Every line below should be copied exactly; drop the pictures.
## begin
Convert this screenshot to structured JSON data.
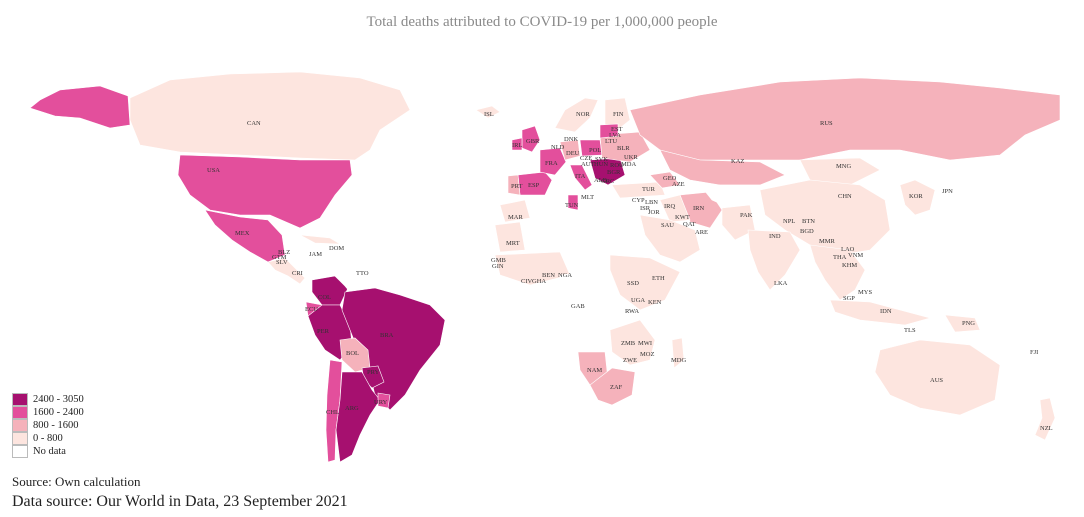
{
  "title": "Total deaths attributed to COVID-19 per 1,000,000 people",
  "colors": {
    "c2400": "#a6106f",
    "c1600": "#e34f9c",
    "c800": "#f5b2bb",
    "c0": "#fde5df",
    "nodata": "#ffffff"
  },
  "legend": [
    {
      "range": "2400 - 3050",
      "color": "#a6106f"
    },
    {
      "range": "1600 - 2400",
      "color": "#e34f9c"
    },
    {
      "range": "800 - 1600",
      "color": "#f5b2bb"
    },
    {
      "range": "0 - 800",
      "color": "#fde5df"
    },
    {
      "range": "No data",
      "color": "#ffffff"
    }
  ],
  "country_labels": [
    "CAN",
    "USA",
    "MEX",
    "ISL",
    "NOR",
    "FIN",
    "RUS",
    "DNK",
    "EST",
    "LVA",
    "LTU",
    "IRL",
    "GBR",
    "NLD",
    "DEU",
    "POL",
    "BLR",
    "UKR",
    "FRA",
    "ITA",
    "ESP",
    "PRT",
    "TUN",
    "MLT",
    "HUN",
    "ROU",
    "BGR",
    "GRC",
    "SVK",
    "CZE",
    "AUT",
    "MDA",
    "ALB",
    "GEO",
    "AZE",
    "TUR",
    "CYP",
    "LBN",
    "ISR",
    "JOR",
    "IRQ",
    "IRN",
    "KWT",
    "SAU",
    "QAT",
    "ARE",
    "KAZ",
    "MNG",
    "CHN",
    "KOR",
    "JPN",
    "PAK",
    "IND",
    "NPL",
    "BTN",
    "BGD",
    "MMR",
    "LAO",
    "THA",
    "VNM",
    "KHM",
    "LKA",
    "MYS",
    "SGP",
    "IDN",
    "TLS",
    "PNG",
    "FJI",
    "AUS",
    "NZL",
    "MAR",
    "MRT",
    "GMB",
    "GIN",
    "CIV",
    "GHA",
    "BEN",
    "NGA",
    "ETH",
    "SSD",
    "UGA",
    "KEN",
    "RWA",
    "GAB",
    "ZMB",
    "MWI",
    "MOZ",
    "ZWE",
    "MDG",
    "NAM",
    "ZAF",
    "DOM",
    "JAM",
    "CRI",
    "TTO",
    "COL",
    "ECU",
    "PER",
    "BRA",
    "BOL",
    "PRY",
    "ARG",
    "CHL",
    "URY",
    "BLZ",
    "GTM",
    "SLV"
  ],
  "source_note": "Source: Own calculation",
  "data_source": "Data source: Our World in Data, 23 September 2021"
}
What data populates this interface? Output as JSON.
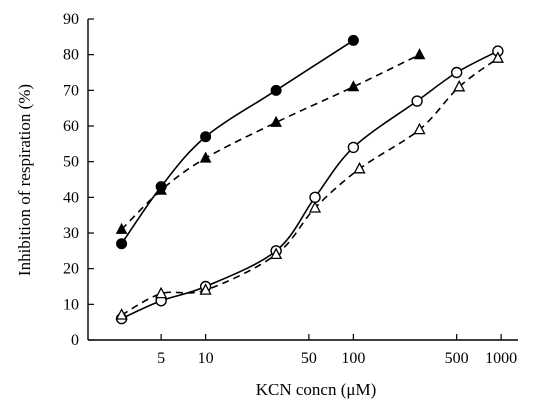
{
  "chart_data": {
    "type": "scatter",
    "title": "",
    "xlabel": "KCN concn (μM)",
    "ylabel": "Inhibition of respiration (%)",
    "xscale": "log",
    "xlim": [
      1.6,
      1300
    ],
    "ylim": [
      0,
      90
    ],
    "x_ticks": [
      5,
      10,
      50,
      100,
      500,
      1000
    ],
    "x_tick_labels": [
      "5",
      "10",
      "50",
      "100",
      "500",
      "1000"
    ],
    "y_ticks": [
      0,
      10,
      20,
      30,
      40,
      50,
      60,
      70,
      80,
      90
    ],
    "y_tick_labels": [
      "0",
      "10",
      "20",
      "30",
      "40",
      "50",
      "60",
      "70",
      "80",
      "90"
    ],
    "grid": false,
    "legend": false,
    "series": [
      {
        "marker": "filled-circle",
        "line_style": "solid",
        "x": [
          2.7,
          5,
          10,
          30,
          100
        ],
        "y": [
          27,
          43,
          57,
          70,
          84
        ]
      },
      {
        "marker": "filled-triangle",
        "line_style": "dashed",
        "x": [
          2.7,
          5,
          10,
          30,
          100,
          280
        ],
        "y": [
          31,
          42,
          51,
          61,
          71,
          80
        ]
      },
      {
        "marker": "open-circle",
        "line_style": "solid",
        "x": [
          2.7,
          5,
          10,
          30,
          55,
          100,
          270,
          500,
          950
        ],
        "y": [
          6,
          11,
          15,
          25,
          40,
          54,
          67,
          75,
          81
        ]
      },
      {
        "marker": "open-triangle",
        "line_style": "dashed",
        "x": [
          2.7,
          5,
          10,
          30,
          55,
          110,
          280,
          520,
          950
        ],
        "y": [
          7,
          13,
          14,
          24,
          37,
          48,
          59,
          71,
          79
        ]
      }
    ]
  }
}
## end
• **Solution for this exercise**
Convert this screenshot to structured JSON data.
{
  "title": "Total deaths attributed to COVID-19 per 1,000,000 people",
  "colors": {
    "c2400": "#a6106f",
    "c1600": "#e34f9c",
    "c800": "#f5b2bb",
    "c0": "#fde5df",
    "nodata": "#ffffff"
  },
  "legend": [
    {
      "range": "2400 - 3050",
      "color": "#a6106f"
    },
    {
      "range": "1600 - 2400",
      "color": "#e34f9c"
    },
    {
      "range": "800 - 1600",
      "color": "#f5b2bb"
    },
    {
      "range": "0 - 800",
      "color": "#fde5df"
    },
    {
      "range": "No data",
      "color": "#ffffff"
    }
  ],
  "country_labels": [
    "CAN",
    "USA",
    "MEX",
    "ISL",
    "NOR",
    "FIN",
    "RUS",
    "DNK",
    "EST",
    "LVA",
    "LTU",
    "IRL",
    "GBR",
    "NLD",
    "DEU",
    "POL",
    "BLR",
    "UKR",
    "FRA",
    "ITA",
    "ESP",
    "PRT",
    "TUN",
    "MLT",
    "HUN",
    "ROU",
    "BGR",
    "GRC",
    "SVK",
    "CZE",
    "AUT",
    "MDA",
    "ALB",
    "GEO",
    "AZE",
    "TUR",
    "CYP",
    "LBN",
    "ISR",
    "JOR",
    "IRQ",
    "IRN",
    "KWT",
    "SAU",
    "QAT",
    "ARE",
    "KAZ",
    "MNG",
    "CHN",
    "KOR",
    "JPN",
    "PAK",
    "IND",
    "NPL",
    "BTN",
    "BGD",
    "MMR",
    "LAO",
    "THA",
    "VNM",
    "KHM",
    "LKA",
    "MYS",
    "SGP",
    "IDN",
    "TLS",
    "PNG",
    "FJI",
    "AUS",
    "NZL",
    "MAR",
    "MRT",
    "GMB",
    "GIN",
    "CIV",
    "GHA",
    "BEN",
    "NGA",
    "ETH",
    "SSD",
    "UGA",
    "KEN",
    "RWA",
    "GAB",
    "ZMB",
    "MWI",
    "MOZ",
    "ZWE",
    "MDG",
    "NAM",
    "ZAF",
    "DOM",
    "JAM",
    "CRI",
    "TTO",
    "COL",
    "ECU",
    "PER",
    "BRA",
    "BOL",
    "PRY",
    "ARG",
    "CHL",
    "URY",
    "BLZ",
    "GTM",
    "SLV"
  ],
  "source_note": "Source: Own calculation",
  "data_source": "Data source: Our World in Data, 23 September 2021"
}
What data populates this interface? Output as JSON.
{
  "chart_data": {
    "type": "scatter",
    "title": "",
    "xlabel": "KCN concn (μM)",
    "ylabel": "Inhibition of respiration (%)",
    "xscale": "log",
    "xlim": [
      1.6,
      1300
    ],
    "ylim": [
      0,
      90
    ],
    "x_ticks": [
      5,
      10,
      50,
      100,
      500,
      1000
    ],
    "x_tick_labels": [
      "5",
      "10",
      "50",
      "100",
      "500",
      "1000"
    ],
    "y_ticks": [
      0,
      10,
      20,
      30,
      40,
      50,
      60,
      70,
      80,
      90
    ],
    "y_tick_labels": [
      "0",
      "10",
      "20",
      "30",
      "40",
      "50",
      "60",
      "70",
      "80",
      "90"
    ],
    "grid": false,
    "legend": false,
    "series": [
      {
        "marker": "filled-circle",
        "line_style": "solid",
        "x": [
          2.7,
          5,
          10,
          30,
          100
        ],
        "y": [
          27,
          43,
          57,
          70,
          84
        ]
      },
      {
        "marker": "filled-triangle",
        "line_style": "dashed",
        "x": [
          2.7,
          5,
          10,
          30,
          100,
          280
        ],
        "y": [
          31,
          42,
          51,
          61,
          71,
          80
        ]
      },
      {
        "marker": "open-circle",
        "line_style": "solid",
        "x": [
          2.7,
          5,
          10,
          30,
          55,
          100,
          270,
          500,
          950
        ],
        "y": [
          6,
          11,
          15,
          25,
          40,
          54,
          67,
          75,
          81
        ]
      },
      {
        "marker": "open-triangle",
        "line_style": "dashed",
        "x": [
          2.7,
          5,
          10,
          30,
          55,
          110,
          280,
          520,
          950
        ],
        "y": [
          7,
          13,
          14,
          24,
          37,
          48,
          59,
          71,
          79
        ]
      }
    ]
  }
}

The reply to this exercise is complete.